## EXERCISE
Write out each line in which the string "road" is present.
-=-=-=-=-
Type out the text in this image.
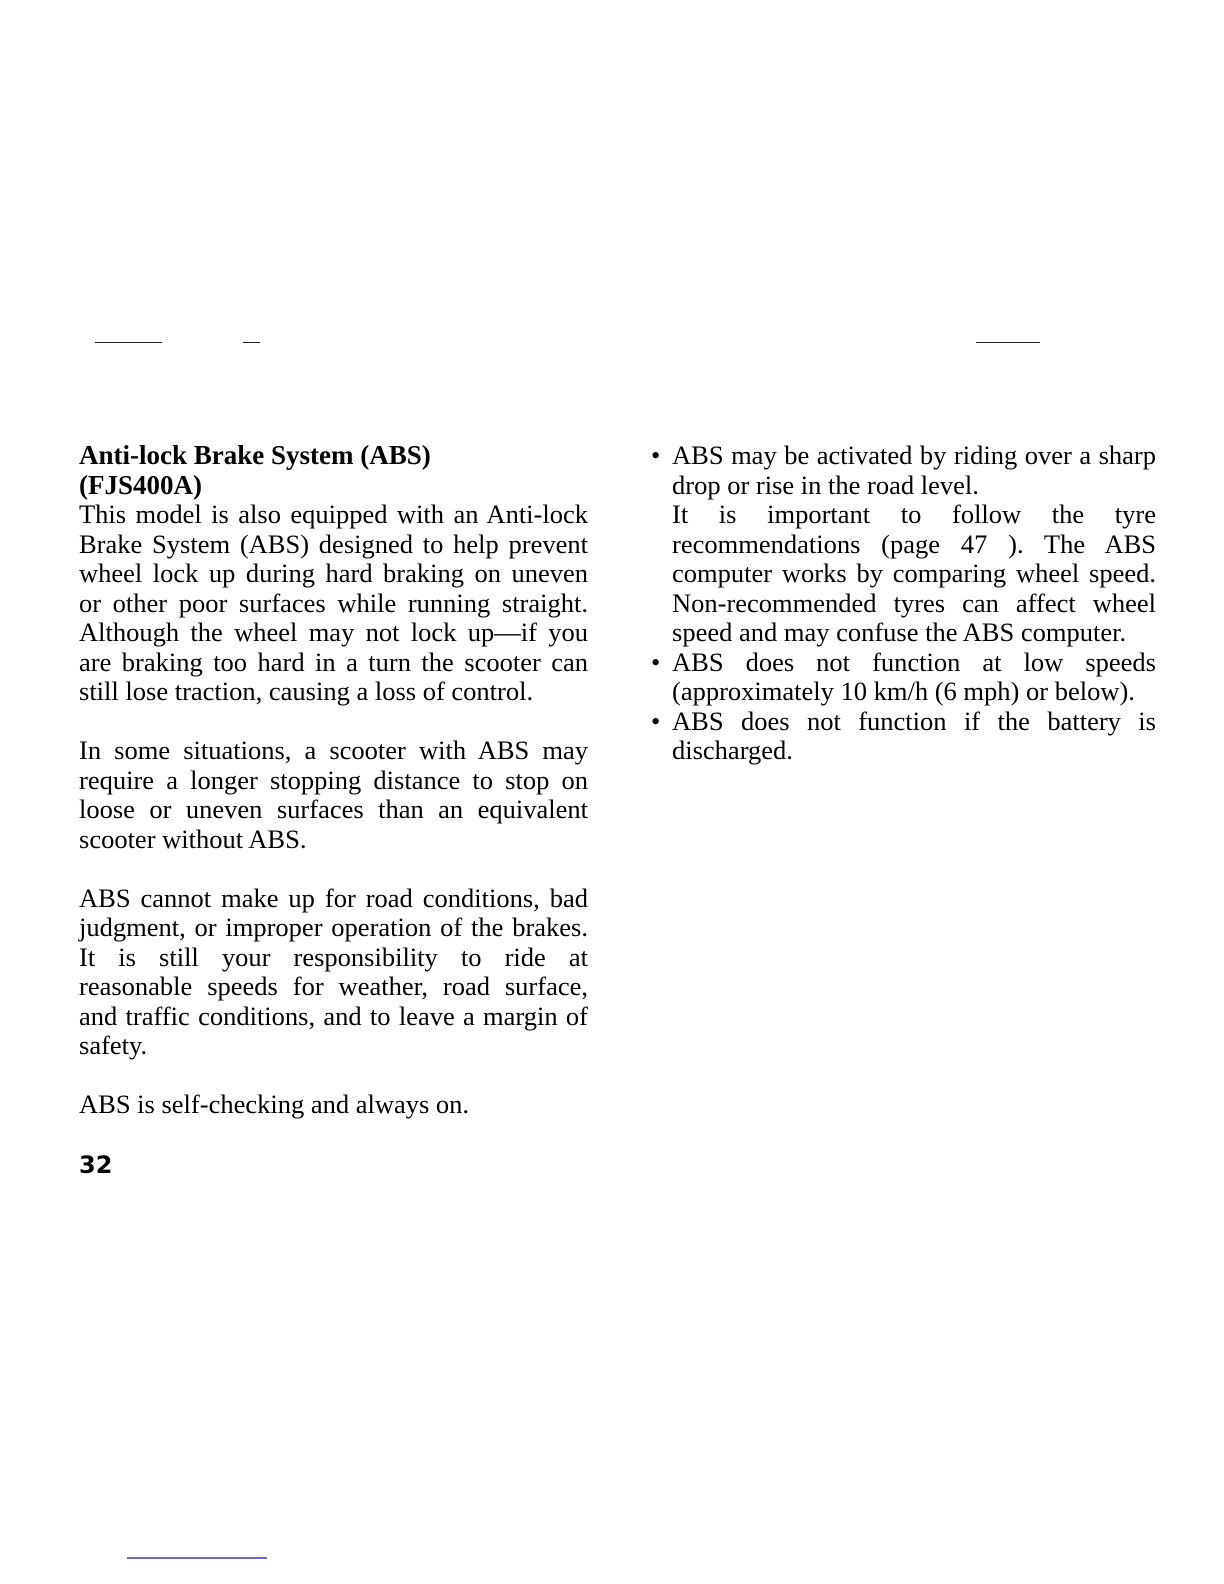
Anti-lock Brake System (ABS)
(FJS400A)

This model is also equipped with an Anti-lock Brake System (ABS) designed to help prevent wheel lock up during hard braking on uneven or other poor surfaces while running straight. Although the wheel may not lock up—if you are braking too hard in a turn the scooter can still lose traction, causing a loss of control.

In some situations, a scooter with ABS may require a longer stopping distance to stop on loose or uneven surfaces than an equivalent scooter without ABS.

ABS cannot make up for road conditions, bad judgment, or improper operation of the brakes. It is still your responsibility to ride at reasonable speeds for weather, road surface, and traffic conditions, and to leave a margin of safety.

ABS is self-checking and always on.

• ABS may be activated by riding over a sharp drop or rise in the road level.

It is important to follow the tyre recommendations (page 47 ). The ABS computer works by comparing wheel speed. Non-recommended tyres can affect wheel speed and may confuse the ABS computer.

• ABS does not function at low speeds (approximately 10 km/h (6 mph) or below).

• ABS does not function if the battery is discharged.

32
-=-=-=-=-
## OUTPUT
ABS cannot make up for road conditions, bad judgment, or improper operation of the brakes. It is still your responsibility to ride at reasonable speeds for weather, road surface, and traffic conditions, and to leave a margin of safety.
• ABS may be activated by riding over a sharp drop or rise in the road level.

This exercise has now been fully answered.